STATED PROBLEM
Format the rows from the one containing "laptop-shadow [40, 688, 1152, 696]" through the one containing "x-tick: 3pm [640, 419, 656, 428]" as a Markdown table with columns No. and Entry, skipping blank lines.

┌──

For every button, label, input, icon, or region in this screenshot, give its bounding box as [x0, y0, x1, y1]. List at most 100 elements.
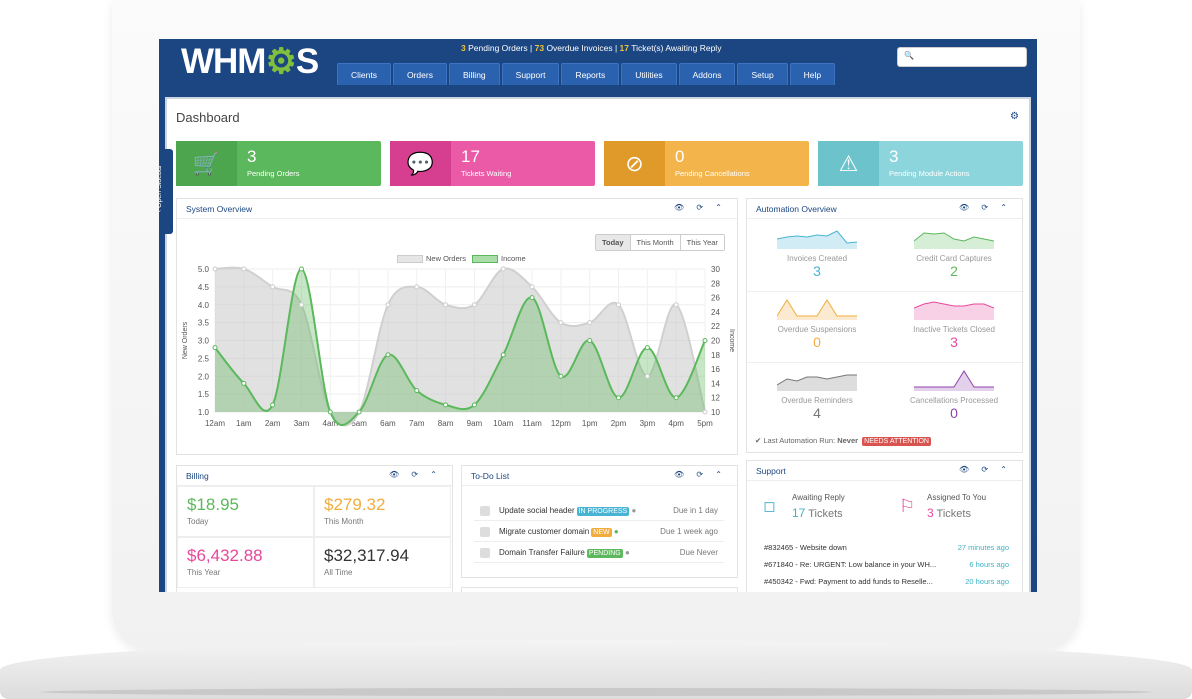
laptop-shadow [40, 688, 1152, 696]
panel-tools-icons[interactable]: 👁 ⟳ ⌃ [958, 465, 1012, 474]
ticket-row[interactable]: #450342 - Fwd: Payment to add funds to R… [764, 577, 1009, 586]
tickets-count[interactable]: 17 [619, 43, 629, 53]
nav-billing[interactable]: Billing [448, 63, 500, 85]
billing-value: $279.32 [324, 495, 386, 514]
x-tick: 3pm [640, 419, 656, 428]
range-year-button[interactable]: This Year [679, 235, 724, 250]
search-input[interactable]: 🔍 [897, 47, 1027, 67]
range-button-group: Today This Month This Year [595, 234, 725, 251]
range-today-button[interactable]: Today [596, 235, 630, 250]
overdue-invoices-count[interactable]: 73 [534, 43, 545, 53]
point-income [298, 266, 304, 272]
nav-orders[interactable]: Orders [392, 63, 447, 85]
x-tick: 12pm [551, 419, 571, 428]
todo-text-wrap: Migrate customer domain NEW ● [499, 527, 619, 537]
todo-due: Due in 1 day [673, 506, 718, 515]
y-tick-right: 30 [711, 265, 720, 274]
point-income [500, 352, 506, 358]
panel-header: To-Do List 👁 ⟳ ⌃ [462, 466, 737, 486]
point-new-orders [673, 302, 679, 308]
x-tick: 10am [493, 419, 513, 428]
assigned-count[interactable]: 3 Tickets [927, 506, 971, 520]
legend-income: Income [472, 254, 526, 264]
y-tick-left: 2.5 [198, 354, 210, 363]
stat-label: Tickets Waiting [461, 169, 512, 178]
automation-sparkline [776, 374, 857, 391]
point-new-orders [616, 302, 622, 308]
automation-value: 3 [950, 334, 958, 350]
automation-sparkline [913, 232, 995, 249]
nav-help[interactable]: Help [789, 63, 836, 85]
nav-support[interactable]: Support [501, 63, 560, 85]
whmcs-logo[interactable]: WHM⚙S [181, 42, 319, 82]
automation-value: 3 [813, 263, 821, 279]
nav-setup[interactable]: Setup [737, 63, 788, 85]
range-month-button[interactable]: This Month [629, 235, 680, 250]
tickets-link[interactable]: Ticket(s) Awaiting Reply [631, 43, 722, 53]
sparkline-area [914, 302, 994, 320]
stat-tickets-waiting[interactable]: 💬 17 Tickets Waiting [390, 141, 595, 186]
legend-label: Income [501, 254, 526, 263]
ticket-time: 27 minutes ago [957, 543, 1009, 552]
automation-item[interactable]: Inactive Tickets Closed 3 [884, 298, 1024, 350]
automation-item[interactable]: Overdue Suspensions 0 [747, 298, 887, 350]
panel-tools-icons[interactable]: 👁 ⟳ ⌃ [958, 203, 1012, 212]
point-income [443, 402, 449, 408]
stat-pending-orders[interactable]: 🛒 3 Pending Orders [176, 141, 381, 186]
y-tick-right: 10 [711, 408, 720, 417]
automation-value: 2 [950, 263, 958, 279]
header-bar: WHM⚙S 3 Pending Orders | 73 Overdue Invo… [159, 39, 1037, 87]
stat-pending-cancellations[interactable]: ⊘ 0 Pending Cancellations [604, 141, 809, 186]
automation-item[interactable]: Credit Card Captures 2 [884, 227, 1024, 279]
nav-reports[interactable]: Reports [561, 63, 620, 85]
automation-item[interactable]: Invoices Created 3 [747, 227, 887, 279]
logo-text-end: S [295, 42, 319, 81]
panel-tools-icons[interactable]: 👁 ⟳ ⌃ [673, 470, 727, 479]
panel-header: Network Status [462, 588, 737, 592]
awaiting-reply-count[interactable]: 17 Tickets [792, 506, 843, 520]
overdue-invoices-link[interactable]: Overdue Invoices | [546, 43, 618, 53]
ticket-time: 6 hours ago [969, 560, 1009, 569]
open-sidebar-tab[interactable]: ‹ Open Sidebar [159, 149, 173, 234]
panel-tools-icons[interactable]: 👁 ⟳ ⌃ [388, 470, 442, 479]
settings-cog-icon[interactable]: ⚙ [1010, 111, 1019, 122]
chart-legend: New Orders Income [397, 254, 526, 264]
legend-label: New Orders [426, 254, 467, 263]
todo-checkbox[interactable] [480, 506, 490, 516]
automation-label: Overdue Reminders [781, 396, 853, 405]
stat-pending-module-actions[interactable]: ⚠ 3 Pending Module Actions [818, 141, 1023, 186]
sparkline-area [914, 371, 994, 391]
nav-utilities[interactable]: Utilities [621, 63, 677, 85]
point-new-orders [702, 409, 708, 415]
sparkline-area [777, 231, 857, 249]
ticket-row[interactable]: #671840 - Re: URGENT: Low balance in you… [764, 560, 1009, 569]
todo-checkbox[interactable] [480, 527, 490, 537]
stat-label: Pending Orders [247, 169, 300, 178]
todo-item[interactable]: Migrate customer domain NEW ● Due 1 week a… [474, 522, 724, 542]
pending-orders-count[interactable]: 3 [461, 43, 466, 53]
nav-clients[interactable]: Clients [337, 63, 391, 85]
y-axis-label-left: New Orders [182, 321, 189, 359]
status-badge: IN PROGRESS [576, 507, 630, 516]
billing-value: $6,432.88 [187, 546, 263, 565]
system-overview-chart: 1.0 1.5 2.0 2.5 3.0 3.5 4.0 4.5 5.0 10 12 14 16 18 20 2… [182, 265, 735, 428]
support-panel: Support 👁 ⟳ ⌃ ◇ Awaiting Reply 17 Tickets… [746, 460, 1023, 592]
x-tick: 5am [351, 419, 367, 428]
x-tick: 4pm [668, 419, 684, 428]
todo-item[interactable]: Update social header IN PROGRESS ● Due in … [474, 501, 724, 521]
point-income [587, 338, 593, 343]
point-income [616, 395, 622, 401]
todo-checkbox[interactable] [480, 548, 490, 558]
sparkline-area [914, 233, 994, 249]
automation-item[interactable]: Cancellations Processed 0 [884, 369, 1024, 421]
todo-item[interactable]: Domain Transfer Failure PENDING ● Due Neve… [474, 543, 724, 563]
ticket-row[interactable]: #832465 - Website down 27 minutes ago [764, 543, 1009, 552]
main-nav: Clients Orders Billing Support Reports U… [337, 63, 836, 85]
automation-overview-panel: Automation Overview 👁 ⟳ ⌃ Invoices Create… [746, 198, 1024, 453]
pending-orders-link[interactable]: Pending Orders | [468, 43, 533, 53]
check-icon: ✔ [755, 436, 762, 445]
panel-tools-icons[interactable]: 👁 ⟳ ⌃ [673, 203, 727, 212]
nav-addons[interactable]: Addons [678, 63, 736, 85]
y-axis-label-right: Income [728, 329, 735, 352]
automation-item[interactable]: Overdue Reminders 4 [747, 369, 887, 421]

└──

IN RESPONSE
| No. | Entry |
|---|---|
| 1 | laptop-shadow [40, 688, 1152, 696] |
| 2 | panel-tools-icons[interactable]: 👁 ⟳ ⌃ [958, 465, 1012, 474] |
| 3 | ticket-row[interactable]: #450342 - Fwd: Payment to add funds to R… [764, 577, 1009, 586] |
| 4 | tickets-count[interactable]: 17 [619, 43, 629, 53] |
| 5 | nav-billing[interactable]: Billing [448, 63, 500, 85] |
| 6 | billing-value: $279.32 [324, 495, 386, 514] |
| 7 | x-tick: 3pm [640, 419, 656, 428] |